[Start INFORMATION SUPPLIED]
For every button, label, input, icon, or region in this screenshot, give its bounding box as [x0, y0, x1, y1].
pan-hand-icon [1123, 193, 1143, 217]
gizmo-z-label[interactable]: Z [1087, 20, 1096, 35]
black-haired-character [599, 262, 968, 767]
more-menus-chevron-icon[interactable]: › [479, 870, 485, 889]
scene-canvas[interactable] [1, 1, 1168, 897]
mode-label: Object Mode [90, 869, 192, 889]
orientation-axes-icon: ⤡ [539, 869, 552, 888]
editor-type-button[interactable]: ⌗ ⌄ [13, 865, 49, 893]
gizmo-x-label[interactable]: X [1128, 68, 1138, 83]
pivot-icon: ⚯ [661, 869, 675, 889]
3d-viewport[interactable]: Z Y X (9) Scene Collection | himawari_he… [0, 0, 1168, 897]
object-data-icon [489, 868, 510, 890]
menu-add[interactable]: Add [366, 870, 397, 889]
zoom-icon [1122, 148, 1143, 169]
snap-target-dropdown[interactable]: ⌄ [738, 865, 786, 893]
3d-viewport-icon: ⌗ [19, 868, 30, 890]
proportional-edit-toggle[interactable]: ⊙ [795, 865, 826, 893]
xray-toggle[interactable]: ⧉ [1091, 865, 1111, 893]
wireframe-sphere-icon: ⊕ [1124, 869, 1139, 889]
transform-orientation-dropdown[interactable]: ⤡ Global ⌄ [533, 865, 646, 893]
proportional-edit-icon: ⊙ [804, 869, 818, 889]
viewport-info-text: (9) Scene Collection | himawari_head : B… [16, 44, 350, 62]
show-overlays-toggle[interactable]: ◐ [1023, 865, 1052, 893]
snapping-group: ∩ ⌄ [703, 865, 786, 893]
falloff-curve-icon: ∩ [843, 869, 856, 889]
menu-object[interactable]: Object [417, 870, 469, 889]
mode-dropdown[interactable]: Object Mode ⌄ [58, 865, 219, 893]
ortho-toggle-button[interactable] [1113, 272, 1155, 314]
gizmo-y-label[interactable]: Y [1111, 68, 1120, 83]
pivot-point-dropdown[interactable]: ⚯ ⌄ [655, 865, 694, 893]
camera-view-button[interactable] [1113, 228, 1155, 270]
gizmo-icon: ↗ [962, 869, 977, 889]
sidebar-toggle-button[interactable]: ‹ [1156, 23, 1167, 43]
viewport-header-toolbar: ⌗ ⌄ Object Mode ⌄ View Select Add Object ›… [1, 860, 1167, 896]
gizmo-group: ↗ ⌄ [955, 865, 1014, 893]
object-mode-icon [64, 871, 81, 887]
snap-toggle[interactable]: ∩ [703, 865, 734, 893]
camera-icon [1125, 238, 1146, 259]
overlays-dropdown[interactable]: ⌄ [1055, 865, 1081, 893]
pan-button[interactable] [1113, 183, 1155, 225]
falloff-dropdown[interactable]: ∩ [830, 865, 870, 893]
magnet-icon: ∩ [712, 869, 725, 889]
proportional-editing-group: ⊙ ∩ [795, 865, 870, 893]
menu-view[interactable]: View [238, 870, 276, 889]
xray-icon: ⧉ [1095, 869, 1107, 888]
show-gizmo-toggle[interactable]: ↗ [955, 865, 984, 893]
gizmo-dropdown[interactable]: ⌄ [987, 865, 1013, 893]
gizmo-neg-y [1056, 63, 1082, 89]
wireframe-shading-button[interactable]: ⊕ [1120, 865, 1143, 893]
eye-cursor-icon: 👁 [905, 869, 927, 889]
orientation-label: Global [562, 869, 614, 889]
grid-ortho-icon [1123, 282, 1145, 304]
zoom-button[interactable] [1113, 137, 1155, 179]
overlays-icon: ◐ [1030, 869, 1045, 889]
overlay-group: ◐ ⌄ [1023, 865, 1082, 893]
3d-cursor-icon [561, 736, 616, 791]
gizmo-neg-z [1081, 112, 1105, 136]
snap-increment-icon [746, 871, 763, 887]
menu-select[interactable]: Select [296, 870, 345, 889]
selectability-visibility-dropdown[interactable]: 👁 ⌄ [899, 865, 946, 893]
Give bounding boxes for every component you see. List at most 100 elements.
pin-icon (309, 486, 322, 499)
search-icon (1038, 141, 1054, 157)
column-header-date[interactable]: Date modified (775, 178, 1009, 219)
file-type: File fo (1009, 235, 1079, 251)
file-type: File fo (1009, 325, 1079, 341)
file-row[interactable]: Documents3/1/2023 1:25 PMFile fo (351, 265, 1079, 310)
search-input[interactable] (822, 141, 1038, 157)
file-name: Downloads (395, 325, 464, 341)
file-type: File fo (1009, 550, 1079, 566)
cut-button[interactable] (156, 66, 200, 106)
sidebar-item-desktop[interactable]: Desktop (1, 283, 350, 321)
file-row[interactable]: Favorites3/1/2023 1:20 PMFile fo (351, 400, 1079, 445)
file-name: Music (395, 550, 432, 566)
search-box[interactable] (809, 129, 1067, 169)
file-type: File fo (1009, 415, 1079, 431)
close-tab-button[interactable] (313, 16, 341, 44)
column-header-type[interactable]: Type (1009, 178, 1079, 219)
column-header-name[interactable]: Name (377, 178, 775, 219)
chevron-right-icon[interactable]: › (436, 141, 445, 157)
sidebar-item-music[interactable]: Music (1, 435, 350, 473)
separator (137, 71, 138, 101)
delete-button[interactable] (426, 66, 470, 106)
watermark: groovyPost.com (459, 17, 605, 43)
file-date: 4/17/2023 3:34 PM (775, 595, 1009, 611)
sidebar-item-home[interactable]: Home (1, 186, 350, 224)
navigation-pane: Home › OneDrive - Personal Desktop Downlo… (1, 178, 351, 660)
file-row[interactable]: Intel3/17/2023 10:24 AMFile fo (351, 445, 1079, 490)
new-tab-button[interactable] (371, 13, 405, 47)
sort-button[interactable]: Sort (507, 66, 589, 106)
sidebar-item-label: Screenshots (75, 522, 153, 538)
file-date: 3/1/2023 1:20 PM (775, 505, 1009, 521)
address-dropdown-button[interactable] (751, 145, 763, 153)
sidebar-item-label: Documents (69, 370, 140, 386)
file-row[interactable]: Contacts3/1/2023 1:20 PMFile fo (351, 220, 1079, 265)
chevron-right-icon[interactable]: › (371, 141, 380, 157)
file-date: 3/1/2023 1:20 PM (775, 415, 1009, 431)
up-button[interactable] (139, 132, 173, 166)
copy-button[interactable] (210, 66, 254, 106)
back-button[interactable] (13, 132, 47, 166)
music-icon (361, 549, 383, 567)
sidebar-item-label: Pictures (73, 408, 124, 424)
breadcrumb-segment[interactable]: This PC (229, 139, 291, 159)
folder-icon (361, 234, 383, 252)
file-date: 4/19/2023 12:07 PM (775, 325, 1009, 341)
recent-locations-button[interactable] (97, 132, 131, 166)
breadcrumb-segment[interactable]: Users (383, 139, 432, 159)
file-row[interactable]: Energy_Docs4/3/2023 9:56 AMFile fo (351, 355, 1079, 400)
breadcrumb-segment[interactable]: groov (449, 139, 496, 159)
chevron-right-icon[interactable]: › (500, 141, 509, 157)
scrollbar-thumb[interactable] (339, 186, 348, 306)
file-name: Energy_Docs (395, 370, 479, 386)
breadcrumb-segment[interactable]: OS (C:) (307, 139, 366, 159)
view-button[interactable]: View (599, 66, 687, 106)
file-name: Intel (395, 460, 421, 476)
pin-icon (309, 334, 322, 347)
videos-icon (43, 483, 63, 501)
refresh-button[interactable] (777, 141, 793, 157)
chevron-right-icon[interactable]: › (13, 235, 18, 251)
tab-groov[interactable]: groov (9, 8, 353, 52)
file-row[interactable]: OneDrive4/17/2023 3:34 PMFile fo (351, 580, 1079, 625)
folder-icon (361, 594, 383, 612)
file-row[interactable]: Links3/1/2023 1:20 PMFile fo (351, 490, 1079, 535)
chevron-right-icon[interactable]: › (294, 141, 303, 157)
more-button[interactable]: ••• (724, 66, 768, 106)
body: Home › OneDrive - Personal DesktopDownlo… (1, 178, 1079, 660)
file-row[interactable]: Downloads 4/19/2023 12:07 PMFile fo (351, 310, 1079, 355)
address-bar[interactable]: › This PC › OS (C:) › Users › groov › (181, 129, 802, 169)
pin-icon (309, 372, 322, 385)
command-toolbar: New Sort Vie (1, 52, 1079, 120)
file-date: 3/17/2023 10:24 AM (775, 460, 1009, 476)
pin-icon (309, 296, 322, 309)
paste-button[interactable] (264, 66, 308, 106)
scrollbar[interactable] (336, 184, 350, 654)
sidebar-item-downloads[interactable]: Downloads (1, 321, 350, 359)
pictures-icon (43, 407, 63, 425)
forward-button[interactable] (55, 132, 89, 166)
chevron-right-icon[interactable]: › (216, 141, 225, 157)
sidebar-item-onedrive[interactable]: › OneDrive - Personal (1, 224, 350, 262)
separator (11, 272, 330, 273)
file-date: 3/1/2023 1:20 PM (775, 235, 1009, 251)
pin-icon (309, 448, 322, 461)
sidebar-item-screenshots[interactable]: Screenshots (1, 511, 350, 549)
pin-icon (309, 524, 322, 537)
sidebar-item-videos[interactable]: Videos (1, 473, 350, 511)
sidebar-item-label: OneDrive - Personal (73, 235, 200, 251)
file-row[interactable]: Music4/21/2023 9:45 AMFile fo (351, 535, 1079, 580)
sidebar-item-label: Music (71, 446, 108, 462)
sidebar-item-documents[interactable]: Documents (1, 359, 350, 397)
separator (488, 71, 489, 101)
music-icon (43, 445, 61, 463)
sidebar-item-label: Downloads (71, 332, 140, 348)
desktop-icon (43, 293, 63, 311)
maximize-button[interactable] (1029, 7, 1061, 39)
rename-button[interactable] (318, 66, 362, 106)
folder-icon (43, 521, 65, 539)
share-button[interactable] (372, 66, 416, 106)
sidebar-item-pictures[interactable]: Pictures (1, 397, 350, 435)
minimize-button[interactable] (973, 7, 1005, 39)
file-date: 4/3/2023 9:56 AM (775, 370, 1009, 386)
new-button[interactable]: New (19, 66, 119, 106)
[End INFORMATION SUPPLIED]
**WHAT YOU ARE ASKED TO DO**
Copy the listing from its first line through the line containing "snap-target-dropdown[interactable]: ⌄ [738, 865, 786, 893]", including both of those lines.

**ANSWER TO THE EXERCISE**
For every button, label, input, icon, or region in this screenshot, give its bounding box as [x0, y0, x1, y1].
pan-hand-icon [1123, 193, 1143, 217]
gizmo-z-label[interactable]: Z [1087, 20, 1096, 35]
black-haired-character [599, 262, 968, 767]
more-menus-chevron-icon[interactable]: › [479, 870, 485, 889]
scene-canvas[interactable] [1, 1, 1168, 897]
mode-label: Object Mode [90, 869, 192, 889]
orientation-axes-icon: ⤡ [539, 869, 552, 888]
editor-type-button[interactable]: ⌗ ⌄ [13, 865, 49, 893]
gizmo-x-label[interactable]: X [1128, 68, 1138, 83]
pivot-icon: ⚯ [661, 869, 675, 889]
3d-viewport[interactable]: Z Y X (9) Scene Collection | himawari_he… [0, 0, 1168, 897]
object-data-icon [489, 868, 510, 890]
menu-add[interactable]: Add [366, 870, 397, 889]
zoom-icon [1122, 148, 1143, 169]
snap-target-dropdown[interactable]: ⌄ [738, 865, 786, 893]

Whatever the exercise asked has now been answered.